**Dataset excerpts**
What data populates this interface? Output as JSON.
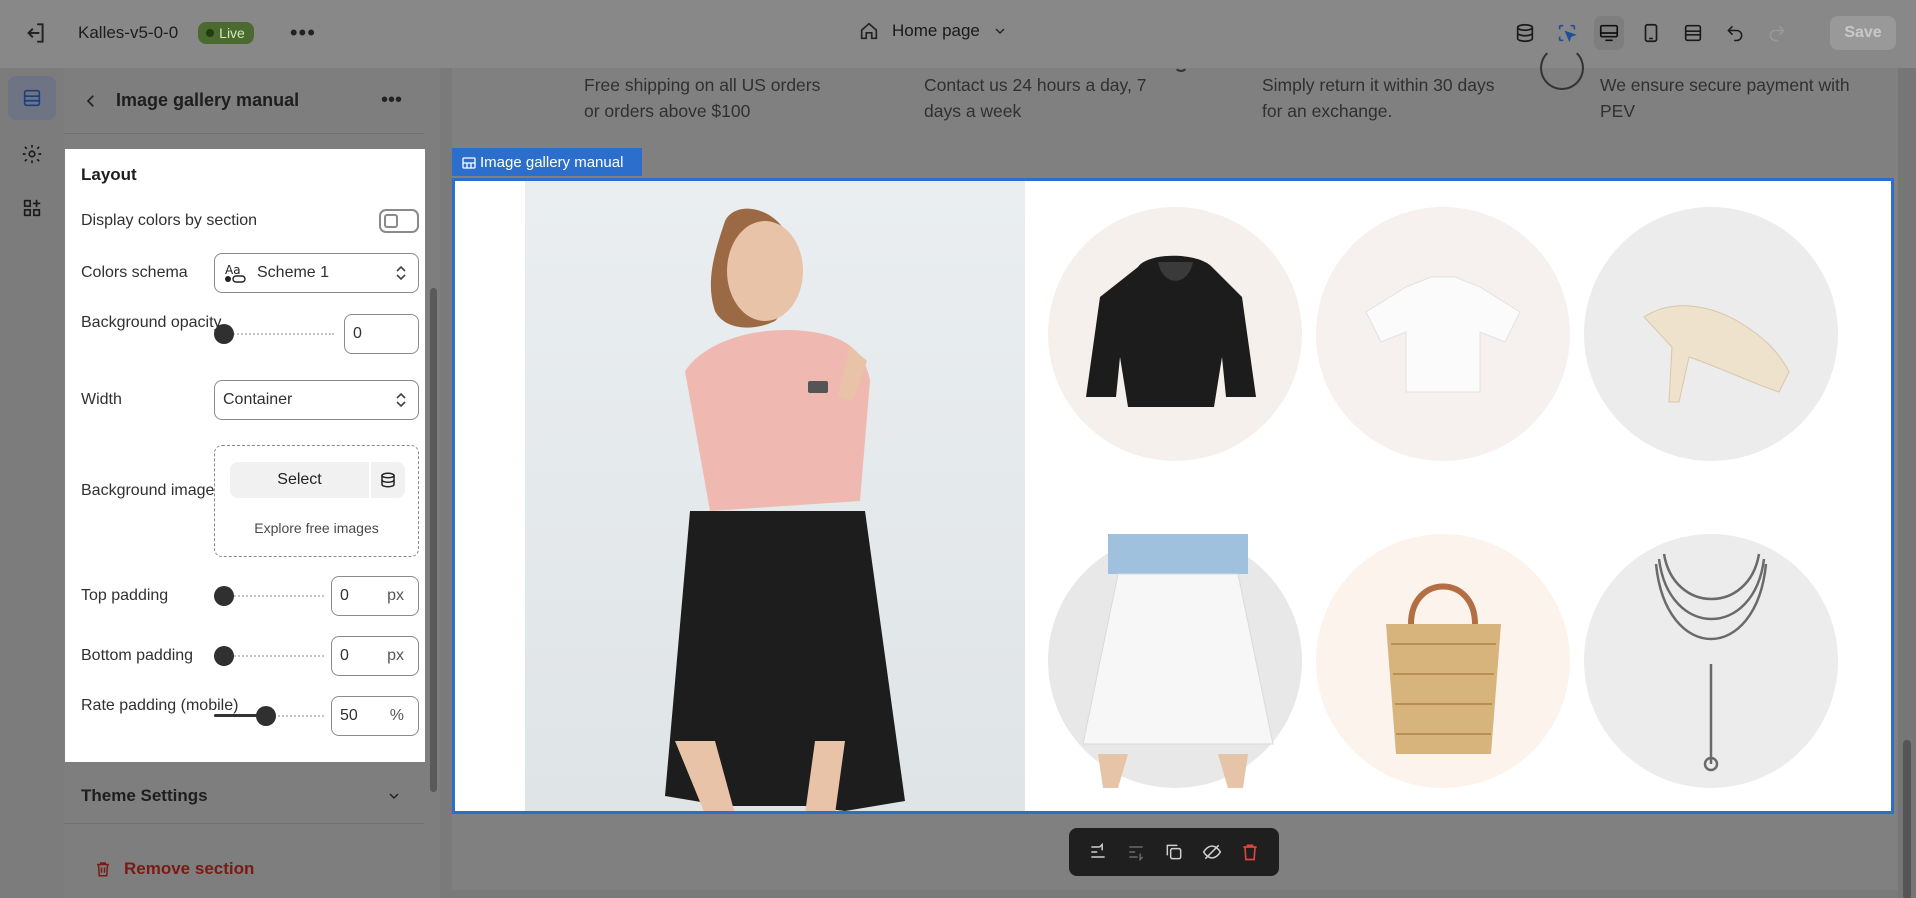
{
  "topbar": {
    "theme_name": "Kalles-v5-0-0",
    "status_badge": "Live",
    "page_selector": "Home page",
    "save_label": "Save"
  },
  "panel": {
    "title": "Image gallery manual",
    "layout_heading": "Layout",
    "display_colors_label": "Display colors by section",
    "display_colors_on": false,
    "colors_schema_label": "Colors schema",
    "colors_schema_value": "Scheme 1",
    "bg_opacity_label": "Background opacity",
    "bg_opacity_value": "0",
    "width_label": "Width",
    "width_value": "Container",
    "bg_image_label": "Background image",
    "select_label": "Select",
    "explore_label": "Explore free images",
    "top_padding_label": "Top padding",
    "top_padding_value": "0",
    "bottom_padding_label": "Bottom padding",
    "bottom_padding_value": "0",
    "rate_padding_label": "Rate padding (mobile)",
    "rate_padding_value": "50",
    "unit_px": "px",
    "unit_pct": "%",
    "theme_settings_label": "Theme Settings",
    "remove_section_label": "Remove section"
  },
  "preview": {
    "features": [
      "Free shipping on all US orders or orders above $100",
      "Contact us 24 hours a day, 7 days a week",
      "Simply return it within 30 days for an exchange.",
      "We ensure secure payment with PEV"
    ],
    "section_tag": "Image gallery manual",
    "products": [
      "black-jacket",
      "white-tshirt",
      "cream-heels",
      "white-skirt",
      "straw-tote-bag",
      "layered-necklace"
    ]
  },
  "colors": {
    "accent_blue": "#2c6ecb",
    "live_badge_bg": "#4a6a30",
    "remove_red": "#7a1a14"
  }
}
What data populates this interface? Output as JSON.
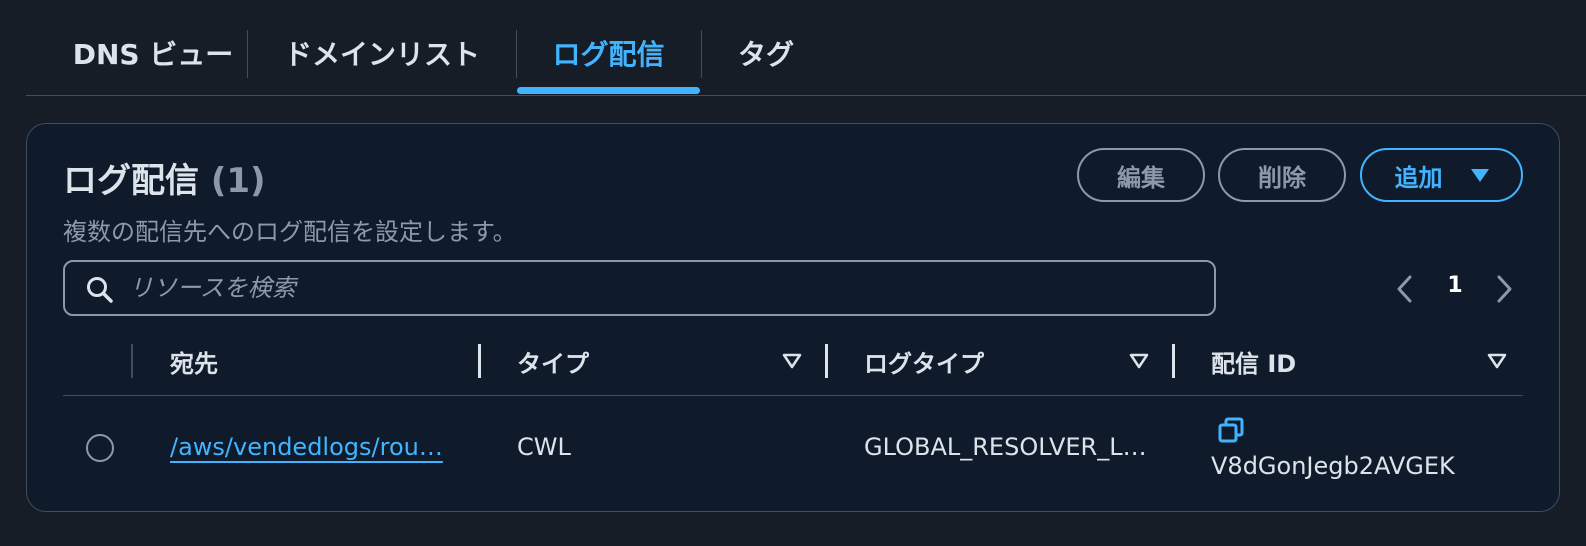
{
  "tabs": [
    {
      "label": "DNS ビュー",
      "active": false
    },
    {
      "label": "ドメインリスト",
      "active": false
    },
    {
      "label": "ログ配信",
      "active": true
    },
    {
      "label": "タグ",
      "active": false
    }
  ],
  "panel": {
    "title": "ログ配信",
    "count": "(1)",
    "description": "複数の配信先へのログ配信を設定します。",
    "buttons": {
      "edit": "編集",
      "delete": "削除",
      "add": "追加"
    }
  },
  "search": {
    "placeholder": "リソースを検索",
    "value": ""
  },
  "pagination": {
    "page": "1"
  },
  "table": {
    "columns": [
      "宛先",
      "タイプ",
      "ログタイプ",
      "配信 ID"
    ],
    "rows": [
      {
        "destination": "/aws/vendedlogs/rou…",
        "type": "CWL",
        "log_type": "GLOBAL_RESOLVER_L…",
        "delivery_id": "V8dGonJegb2AVGEK"
      }
    ]
  },
  "colors": {
    "accent": "#42b4ff",
    "background": "#161d26",
    "panel": "#0f1b2a",
    "muted": "#8d99a8",
    "border": "#414d5c"
  },
  "icons": [
    "search-icon",
    "chevron-left-icon",
    "chevron-right-icon",
    "caret-down-icon",
    "sort-icon",
    "copy-icon"
  ]
}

**What you should do**
Pictures stay out of the copy; please restate every record above exactly.

**Response to this task**
What data populates this interface? Output as JSON.
{
  "topbar": {
    "theme_name": "Kalles-v5-0-0",
    "status_badge": "Live",
    "page_selector": "Home page",
    "save_label": "Save"
  },
  "panel": {
    "title": "Image gallery manual",
    "layout_heading": "Layout",
    "display_colors_label": "Display colors by section",
    "display_colors_on": false,
    "colors_schema_label": "Colors schema",
    "colors_schema_value": "Scheme 1",
    "bg_opacity_label": "Background opacity",
    "bg_opacity_value": "0",
    "width_label": "Width",
    "width_value": "Container",
    "bg_image_label": "Background image",
    "select_label": "Select",
    "explore_label": "Explore free images",
    "top_padding_label": "Top padding",
    "top_padding_value": "0",
    "bottom_padding_label": "Bottom padding",
    "bottom_padding_value": "0",
    "rate_padding_label": "Rate padding (mobile)",
    "rate_padding_value": "50",
    "unit_px": "px",
    "unit_pct": "%",
    "theme_settings_label": "Theme Settings",
    "remove_section_label": "Remove section"
  },
  "preview": {
    "features": [
      "Free shipping on all US orders or orders above $100",
      "Contact us 24 hours a day, 7 days a week",
      "Simply return it within 30 days for an exchange.",
      "We ensure secure payment with PEV"
    ],
    "section_tag": "Image gallery manual",
    "products": [
      "black-jacket",
      "white-tshirt",
      "cream-heels",
      "white-skirt",
      "straw-tote-bag",
      "layered-necklace"
    ]
  },
  "colors": {
    "accent_blue": "#2c6ecb",
    "live_badge_bg": "#4a6a30",
    "remove_red": "#7a1a14"
  }
}
What data populates this interface? Output as JSON.
{
  "tabs": [
    {
      "label": "DNS ビュー",
      "active": false
    },
    {
      "label": "ドメインリスト",
      "active": false
    },
    {
      "label": "ログ配信",
      "active": true
    },
    {
      "label": "タグ",
      "active": false
    }
  ],
  "panel": {
    "title": "ログ配信",
    "count": "(1)",
    "description": "複数の配信先へのログ配信を設定します。",
    "buttons": {
      "edit": "編集",
      "delete": "削除",
      "add": "追加"
    }
  },
  "search": {
    "placeholder": "リソースを検索",
    "value": ""
  },
  "pagination": {
    "page": "1"
  },
  "table": {
    "columns": [
      "宛先",
      "タイプ",
      "ログタイプ",
      "配信 ID"
    ],
    "rows": [
      {
        "destination": "/aws/vendedlogs/rou…",
        "type": "CWL",
        "log_type": "GLOBAL_RESOLVER_L…",
        "delivery_id": "V8dGonJegb2AVGEK"
      }
    ]
  },
  "colors": {
    "accent": "#42b4ff",
    "background": "#161d26",
    "panel": "#0f1b2a",
    "muted": "#8d99a8",
    "border": "#414d5c"
  },
  "icons": [
    "search-icon",
    "chevron-left-icon",
    "chevron-right-icon",
    "caret-down-icon",
    "sort-icon",
    "copy-icon"
  ]
}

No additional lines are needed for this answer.